> Task input:

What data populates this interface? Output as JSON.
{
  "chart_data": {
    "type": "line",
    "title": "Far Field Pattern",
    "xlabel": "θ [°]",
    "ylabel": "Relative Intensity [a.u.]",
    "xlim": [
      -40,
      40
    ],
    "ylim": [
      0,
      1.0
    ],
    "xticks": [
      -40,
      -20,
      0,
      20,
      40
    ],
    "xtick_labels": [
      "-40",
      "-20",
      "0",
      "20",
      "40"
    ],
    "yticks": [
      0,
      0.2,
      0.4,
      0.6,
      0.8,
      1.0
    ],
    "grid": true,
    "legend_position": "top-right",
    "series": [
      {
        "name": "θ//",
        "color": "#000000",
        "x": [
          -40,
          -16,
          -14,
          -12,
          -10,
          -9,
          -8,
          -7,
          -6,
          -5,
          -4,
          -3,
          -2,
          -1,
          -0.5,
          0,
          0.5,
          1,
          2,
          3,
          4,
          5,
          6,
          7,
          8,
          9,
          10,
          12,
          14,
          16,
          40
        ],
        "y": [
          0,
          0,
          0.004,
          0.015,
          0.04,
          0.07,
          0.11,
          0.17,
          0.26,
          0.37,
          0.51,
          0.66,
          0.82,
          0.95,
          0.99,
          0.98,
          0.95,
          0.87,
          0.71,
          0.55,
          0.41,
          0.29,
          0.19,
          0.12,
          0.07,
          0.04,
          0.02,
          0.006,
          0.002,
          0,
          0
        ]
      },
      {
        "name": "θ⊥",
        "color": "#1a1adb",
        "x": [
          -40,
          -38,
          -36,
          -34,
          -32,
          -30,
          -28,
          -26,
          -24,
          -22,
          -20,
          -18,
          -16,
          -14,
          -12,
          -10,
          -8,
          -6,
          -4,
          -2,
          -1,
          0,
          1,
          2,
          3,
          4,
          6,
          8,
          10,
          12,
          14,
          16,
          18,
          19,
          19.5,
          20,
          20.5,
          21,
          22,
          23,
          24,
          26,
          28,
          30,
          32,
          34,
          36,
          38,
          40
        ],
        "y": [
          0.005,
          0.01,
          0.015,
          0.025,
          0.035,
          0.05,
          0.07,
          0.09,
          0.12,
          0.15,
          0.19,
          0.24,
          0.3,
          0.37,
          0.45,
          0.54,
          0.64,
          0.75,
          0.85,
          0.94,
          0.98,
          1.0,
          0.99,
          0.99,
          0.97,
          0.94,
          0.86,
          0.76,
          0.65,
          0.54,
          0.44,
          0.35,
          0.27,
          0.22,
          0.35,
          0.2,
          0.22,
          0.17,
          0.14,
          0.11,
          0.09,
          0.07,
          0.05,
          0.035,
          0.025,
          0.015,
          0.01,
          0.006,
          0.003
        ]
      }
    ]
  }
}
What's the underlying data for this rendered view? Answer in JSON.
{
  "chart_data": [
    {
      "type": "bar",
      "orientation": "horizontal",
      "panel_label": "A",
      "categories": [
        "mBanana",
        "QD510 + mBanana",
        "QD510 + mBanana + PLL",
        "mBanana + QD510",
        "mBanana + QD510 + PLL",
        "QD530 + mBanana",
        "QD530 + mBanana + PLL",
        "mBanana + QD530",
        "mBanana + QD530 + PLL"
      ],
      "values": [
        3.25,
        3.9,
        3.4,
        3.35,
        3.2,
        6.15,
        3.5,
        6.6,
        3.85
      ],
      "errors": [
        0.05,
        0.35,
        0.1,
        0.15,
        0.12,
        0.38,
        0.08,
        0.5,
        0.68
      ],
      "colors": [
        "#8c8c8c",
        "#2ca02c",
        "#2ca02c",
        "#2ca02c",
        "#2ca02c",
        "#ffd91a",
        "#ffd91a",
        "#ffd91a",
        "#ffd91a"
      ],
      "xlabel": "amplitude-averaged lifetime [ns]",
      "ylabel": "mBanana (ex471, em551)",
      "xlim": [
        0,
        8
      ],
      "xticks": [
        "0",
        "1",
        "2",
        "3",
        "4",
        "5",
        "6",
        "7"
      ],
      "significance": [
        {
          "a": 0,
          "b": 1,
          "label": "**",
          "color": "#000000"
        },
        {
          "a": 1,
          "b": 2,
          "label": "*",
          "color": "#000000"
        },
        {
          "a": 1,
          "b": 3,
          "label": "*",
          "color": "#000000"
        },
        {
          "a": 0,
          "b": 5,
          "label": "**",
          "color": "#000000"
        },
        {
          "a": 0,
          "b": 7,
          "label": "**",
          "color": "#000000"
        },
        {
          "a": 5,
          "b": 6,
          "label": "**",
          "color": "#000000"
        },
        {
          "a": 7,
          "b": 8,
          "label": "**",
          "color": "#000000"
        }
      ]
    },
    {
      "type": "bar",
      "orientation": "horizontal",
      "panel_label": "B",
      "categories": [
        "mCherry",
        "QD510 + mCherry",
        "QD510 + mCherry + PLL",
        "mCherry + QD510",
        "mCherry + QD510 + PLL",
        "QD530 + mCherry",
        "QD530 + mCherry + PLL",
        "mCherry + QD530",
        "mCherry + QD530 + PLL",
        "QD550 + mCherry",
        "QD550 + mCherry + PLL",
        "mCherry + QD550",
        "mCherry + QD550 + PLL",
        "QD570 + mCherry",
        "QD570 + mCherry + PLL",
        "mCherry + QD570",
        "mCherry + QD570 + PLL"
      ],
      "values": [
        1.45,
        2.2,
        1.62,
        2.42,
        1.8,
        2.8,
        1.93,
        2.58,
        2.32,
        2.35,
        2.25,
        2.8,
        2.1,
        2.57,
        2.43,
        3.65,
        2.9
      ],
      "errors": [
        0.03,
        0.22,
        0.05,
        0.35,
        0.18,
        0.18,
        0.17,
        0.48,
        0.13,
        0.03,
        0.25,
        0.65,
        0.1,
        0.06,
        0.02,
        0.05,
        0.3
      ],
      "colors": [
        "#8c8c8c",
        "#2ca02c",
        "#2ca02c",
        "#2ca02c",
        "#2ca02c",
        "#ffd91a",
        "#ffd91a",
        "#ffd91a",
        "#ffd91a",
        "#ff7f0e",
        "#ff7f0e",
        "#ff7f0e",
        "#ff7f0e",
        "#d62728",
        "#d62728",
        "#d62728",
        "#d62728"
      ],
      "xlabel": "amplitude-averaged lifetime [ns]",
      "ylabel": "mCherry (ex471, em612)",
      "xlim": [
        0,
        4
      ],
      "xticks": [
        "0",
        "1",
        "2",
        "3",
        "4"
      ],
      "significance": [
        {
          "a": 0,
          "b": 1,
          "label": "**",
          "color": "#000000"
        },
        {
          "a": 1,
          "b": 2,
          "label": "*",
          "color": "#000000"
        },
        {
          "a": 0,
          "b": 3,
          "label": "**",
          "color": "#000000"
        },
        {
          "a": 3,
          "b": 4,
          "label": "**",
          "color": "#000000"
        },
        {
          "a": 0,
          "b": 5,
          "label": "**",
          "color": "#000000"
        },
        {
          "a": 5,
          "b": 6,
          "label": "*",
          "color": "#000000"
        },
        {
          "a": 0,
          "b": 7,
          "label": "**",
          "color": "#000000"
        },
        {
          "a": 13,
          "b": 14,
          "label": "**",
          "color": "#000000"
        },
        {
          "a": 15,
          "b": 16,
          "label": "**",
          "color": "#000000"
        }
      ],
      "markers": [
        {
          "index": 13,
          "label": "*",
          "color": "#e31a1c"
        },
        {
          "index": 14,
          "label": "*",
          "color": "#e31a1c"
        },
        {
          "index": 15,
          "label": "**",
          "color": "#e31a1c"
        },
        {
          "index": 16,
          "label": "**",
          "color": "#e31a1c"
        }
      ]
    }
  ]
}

> Exercise prompt: Say how many lines of the data hold the string "JSON". Reply with the number alone.

> The result: 2